What is expected: In the entries that follow, how many lines hold the string "Evolution"? Give only that number.

Input material:
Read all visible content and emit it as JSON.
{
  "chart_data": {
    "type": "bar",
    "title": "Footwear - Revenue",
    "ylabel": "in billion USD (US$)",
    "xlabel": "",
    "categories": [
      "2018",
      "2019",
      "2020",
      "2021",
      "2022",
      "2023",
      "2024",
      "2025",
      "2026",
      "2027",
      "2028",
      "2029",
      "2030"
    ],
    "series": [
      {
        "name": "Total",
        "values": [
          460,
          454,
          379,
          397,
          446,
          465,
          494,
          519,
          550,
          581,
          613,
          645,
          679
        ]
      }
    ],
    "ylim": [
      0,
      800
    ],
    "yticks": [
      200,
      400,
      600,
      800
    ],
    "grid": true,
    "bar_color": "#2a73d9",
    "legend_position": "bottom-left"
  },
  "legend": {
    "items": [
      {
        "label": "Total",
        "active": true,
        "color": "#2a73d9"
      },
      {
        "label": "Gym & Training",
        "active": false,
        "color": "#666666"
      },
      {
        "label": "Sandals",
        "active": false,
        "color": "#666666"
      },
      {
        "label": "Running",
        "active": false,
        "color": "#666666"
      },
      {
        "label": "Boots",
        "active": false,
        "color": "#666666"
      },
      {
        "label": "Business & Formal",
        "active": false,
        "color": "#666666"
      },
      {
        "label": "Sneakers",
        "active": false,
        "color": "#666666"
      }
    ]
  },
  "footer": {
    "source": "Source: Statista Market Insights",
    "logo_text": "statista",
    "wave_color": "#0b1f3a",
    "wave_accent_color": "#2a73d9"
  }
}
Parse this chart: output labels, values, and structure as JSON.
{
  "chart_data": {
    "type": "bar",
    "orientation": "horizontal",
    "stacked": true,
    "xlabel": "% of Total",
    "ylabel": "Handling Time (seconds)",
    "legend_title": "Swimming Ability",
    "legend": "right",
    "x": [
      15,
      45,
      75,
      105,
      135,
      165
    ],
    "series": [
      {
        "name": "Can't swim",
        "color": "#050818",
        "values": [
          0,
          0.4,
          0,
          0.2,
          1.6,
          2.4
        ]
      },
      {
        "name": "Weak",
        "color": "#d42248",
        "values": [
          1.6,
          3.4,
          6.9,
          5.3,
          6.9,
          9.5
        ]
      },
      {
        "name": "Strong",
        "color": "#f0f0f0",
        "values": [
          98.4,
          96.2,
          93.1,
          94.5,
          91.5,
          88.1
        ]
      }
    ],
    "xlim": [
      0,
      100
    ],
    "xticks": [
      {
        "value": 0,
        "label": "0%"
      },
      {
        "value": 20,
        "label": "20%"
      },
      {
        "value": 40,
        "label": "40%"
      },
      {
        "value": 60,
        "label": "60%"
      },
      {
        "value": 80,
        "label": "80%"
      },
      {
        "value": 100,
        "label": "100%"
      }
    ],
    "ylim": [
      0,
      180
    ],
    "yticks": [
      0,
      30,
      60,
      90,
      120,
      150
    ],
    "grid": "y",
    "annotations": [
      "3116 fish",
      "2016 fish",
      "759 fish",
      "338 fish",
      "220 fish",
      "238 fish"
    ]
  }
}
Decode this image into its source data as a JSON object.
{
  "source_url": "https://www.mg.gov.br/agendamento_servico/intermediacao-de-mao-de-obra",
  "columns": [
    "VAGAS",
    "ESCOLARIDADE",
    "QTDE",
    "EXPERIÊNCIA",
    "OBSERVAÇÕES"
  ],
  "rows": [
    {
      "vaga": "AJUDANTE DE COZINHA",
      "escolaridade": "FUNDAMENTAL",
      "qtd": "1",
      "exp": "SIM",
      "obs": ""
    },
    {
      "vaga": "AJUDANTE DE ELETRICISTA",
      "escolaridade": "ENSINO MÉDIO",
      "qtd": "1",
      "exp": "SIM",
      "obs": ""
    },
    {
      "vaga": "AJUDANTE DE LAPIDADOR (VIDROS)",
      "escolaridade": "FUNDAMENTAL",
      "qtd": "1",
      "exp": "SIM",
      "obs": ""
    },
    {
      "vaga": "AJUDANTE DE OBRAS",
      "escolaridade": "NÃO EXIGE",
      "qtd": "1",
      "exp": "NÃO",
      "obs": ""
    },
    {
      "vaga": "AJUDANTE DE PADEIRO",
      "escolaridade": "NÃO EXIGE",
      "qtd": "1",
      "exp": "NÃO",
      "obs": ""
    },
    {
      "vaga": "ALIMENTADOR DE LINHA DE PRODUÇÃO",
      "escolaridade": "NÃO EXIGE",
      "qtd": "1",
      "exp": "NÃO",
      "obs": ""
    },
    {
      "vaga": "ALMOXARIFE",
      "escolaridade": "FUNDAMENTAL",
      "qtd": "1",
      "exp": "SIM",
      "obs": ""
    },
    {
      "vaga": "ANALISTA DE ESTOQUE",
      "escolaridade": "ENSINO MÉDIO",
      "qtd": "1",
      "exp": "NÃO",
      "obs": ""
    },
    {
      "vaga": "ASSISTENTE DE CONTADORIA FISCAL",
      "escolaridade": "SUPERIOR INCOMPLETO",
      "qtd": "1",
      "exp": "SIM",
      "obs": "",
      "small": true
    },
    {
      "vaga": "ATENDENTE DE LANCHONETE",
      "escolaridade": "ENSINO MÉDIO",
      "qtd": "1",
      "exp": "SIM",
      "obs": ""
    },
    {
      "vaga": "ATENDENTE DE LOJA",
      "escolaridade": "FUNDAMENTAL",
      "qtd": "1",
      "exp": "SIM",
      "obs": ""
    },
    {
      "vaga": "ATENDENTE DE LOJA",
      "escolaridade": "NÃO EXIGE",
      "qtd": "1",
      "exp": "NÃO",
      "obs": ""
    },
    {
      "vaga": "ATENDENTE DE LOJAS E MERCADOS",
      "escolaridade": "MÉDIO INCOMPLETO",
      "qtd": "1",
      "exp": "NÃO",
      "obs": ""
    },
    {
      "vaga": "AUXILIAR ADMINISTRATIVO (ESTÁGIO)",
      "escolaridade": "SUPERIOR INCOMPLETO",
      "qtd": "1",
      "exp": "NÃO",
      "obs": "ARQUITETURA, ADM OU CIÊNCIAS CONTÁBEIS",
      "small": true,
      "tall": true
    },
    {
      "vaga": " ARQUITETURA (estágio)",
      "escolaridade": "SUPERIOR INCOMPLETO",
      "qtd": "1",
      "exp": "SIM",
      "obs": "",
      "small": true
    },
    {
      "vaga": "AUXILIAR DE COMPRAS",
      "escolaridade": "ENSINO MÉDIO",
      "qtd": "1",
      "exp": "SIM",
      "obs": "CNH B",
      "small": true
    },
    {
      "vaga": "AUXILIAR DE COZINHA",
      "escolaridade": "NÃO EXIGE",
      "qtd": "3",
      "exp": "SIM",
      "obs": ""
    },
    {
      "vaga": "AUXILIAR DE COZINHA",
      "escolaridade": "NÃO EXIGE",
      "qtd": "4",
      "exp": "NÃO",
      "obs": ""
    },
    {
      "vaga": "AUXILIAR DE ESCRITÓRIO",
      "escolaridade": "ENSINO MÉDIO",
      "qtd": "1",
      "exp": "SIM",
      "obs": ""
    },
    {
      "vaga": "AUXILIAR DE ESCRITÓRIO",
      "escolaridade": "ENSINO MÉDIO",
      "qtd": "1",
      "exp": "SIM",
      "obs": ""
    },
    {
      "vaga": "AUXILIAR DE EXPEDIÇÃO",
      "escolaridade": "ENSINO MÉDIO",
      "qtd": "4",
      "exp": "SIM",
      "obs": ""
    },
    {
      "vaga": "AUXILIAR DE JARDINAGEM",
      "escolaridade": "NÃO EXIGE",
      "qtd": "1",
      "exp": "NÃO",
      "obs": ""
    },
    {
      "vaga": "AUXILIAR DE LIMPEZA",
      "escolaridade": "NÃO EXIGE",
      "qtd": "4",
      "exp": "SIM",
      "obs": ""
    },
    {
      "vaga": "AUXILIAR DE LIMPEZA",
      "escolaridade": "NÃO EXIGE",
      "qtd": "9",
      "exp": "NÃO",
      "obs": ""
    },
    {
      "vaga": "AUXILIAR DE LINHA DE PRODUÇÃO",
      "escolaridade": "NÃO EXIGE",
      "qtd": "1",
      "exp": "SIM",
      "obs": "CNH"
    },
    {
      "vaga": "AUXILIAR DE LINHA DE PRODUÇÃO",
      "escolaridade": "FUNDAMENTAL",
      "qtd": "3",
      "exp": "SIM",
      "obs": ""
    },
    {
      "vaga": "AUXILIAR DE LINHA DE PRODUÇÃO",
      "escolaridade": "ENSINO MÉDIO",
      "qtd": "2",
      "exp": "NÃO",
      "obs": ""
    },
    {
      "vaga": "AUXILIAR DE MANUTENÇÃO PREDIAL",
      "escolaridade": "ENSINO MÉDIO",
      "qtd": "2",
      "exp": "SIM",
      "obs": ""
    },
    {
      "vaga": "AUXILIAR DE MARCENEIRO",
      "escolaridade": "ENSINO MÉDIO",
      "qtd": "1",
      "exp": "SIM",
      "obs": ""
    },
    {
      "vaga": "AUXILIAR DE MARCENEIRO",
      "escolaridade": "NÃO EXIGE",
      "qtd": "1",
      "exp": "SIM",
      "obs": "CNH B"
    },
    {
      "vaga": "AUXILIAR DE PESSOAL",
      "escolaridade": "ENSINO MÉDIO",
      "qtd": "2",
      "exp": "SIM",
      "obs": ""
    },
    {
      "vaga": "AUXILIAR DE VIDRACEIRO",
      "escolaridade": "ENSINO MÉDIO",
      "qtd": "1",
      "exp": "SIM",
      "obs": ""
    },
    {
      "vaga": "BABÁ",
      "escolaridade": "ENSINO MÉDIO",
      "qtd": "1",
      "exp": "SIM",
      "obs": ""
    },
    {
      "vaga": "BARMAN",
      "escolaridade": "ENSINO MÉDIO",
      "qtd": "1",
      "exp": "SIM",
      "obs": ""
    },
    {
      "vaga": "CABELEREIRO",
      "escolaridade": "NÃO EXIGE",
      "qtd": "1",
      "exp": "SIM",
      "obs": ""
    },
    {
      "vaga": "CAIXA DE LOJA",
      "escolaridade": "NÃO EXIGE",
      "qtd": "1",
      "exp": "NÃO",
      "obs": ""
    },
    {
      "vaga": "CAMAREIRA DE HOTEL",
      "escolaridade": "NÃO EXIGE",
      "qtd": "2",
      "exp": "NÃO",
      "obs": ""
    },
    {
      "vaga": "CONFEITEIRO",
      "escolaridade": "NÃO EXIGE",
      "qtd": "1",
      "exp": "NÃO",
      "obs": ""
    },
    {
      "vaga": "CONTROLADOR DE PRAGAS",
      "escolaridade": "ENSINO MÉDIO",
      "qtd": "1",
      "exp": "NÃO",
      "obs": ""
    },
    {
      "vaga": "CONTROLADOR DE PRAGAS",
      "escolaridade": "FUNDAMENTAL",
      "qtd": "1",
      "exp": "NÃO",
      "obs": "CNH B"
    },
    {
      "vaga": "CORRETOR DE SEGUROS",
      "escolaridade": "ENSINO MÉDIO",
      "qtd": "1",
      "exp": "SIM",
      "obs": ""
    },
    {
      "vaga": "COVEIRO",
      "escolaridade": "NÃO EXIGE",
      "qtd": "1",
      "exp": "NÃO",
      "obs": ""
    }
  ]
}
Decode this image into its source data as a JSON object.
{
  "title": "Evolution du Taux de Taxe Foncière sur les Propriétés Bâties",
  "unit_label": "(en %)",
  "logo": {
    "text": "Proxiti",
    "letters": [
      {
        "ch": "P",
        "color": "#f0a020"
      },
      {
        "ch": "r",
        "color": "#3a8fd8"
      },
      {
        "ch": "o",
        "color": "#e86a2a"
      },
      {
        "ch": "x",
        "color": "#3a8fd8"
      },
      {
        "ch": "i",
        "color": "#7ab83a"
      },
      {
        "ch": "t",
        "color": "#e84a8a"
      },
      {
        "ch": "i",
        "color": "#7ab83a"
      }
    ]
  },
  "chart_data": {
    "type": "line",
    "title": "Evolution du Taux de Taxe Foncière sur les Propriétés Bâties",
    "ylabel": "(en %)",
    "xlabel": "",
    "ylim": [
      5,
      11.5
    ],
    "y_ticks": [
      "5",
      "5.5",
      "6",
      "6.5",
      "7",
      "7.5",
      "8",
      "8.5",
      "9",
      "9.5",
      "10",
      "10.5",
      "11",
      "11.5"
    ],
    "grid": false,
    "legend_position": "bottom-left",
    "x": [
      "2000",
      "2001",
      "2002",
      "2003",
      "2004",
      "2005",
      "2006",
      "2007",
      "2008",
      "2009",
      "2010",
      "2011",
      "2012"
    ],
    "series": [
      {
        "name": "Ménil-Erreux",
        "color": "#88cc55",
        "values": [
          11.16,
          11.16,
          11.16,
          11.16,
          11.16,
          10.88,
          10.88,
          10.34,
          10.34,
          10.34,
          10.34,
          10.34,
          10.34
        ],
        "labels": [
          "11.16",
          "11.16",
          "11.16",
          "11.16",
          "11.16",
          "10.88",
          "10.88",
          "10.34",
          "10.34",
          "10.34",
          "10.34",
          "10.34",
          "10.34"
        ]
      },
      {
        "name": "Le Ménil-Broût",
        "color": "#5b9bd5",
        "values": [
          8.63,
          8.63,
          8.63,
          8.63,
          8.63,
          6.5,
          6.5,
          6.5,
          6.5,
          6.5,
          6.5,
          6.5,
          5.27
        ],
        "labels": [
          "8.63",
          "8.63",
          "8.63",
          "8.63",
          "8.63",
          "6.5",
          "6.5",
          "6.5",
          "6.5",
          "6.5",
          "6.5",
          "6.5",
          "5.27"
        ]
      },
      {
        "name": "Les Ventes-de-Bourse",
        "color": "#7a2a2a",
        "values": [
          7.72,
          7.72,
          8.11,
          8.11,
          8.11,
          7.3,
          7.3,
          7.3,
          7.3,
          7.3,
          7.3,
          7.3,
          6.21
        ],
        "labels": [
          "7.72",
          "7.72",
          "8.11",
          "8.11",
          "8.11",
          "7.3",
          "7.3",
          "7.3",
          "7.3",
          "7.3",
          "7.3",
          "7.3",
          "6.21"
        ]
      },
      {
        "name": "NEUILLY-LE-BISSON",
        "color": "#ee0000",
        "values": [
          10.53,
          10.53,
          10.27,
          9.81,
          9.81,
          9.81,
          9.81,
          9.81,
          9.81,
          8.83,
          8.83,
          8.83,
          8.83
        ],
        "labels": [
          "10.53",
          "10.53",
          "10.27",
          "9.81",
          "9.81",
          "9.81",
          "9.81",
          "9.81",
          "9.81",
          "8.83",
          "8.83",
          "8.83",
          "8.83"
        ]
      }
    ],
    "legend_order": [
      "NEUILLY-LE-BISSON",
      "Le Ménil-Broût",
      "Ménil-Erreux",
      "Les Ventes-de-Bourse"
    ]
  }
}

Result below: 2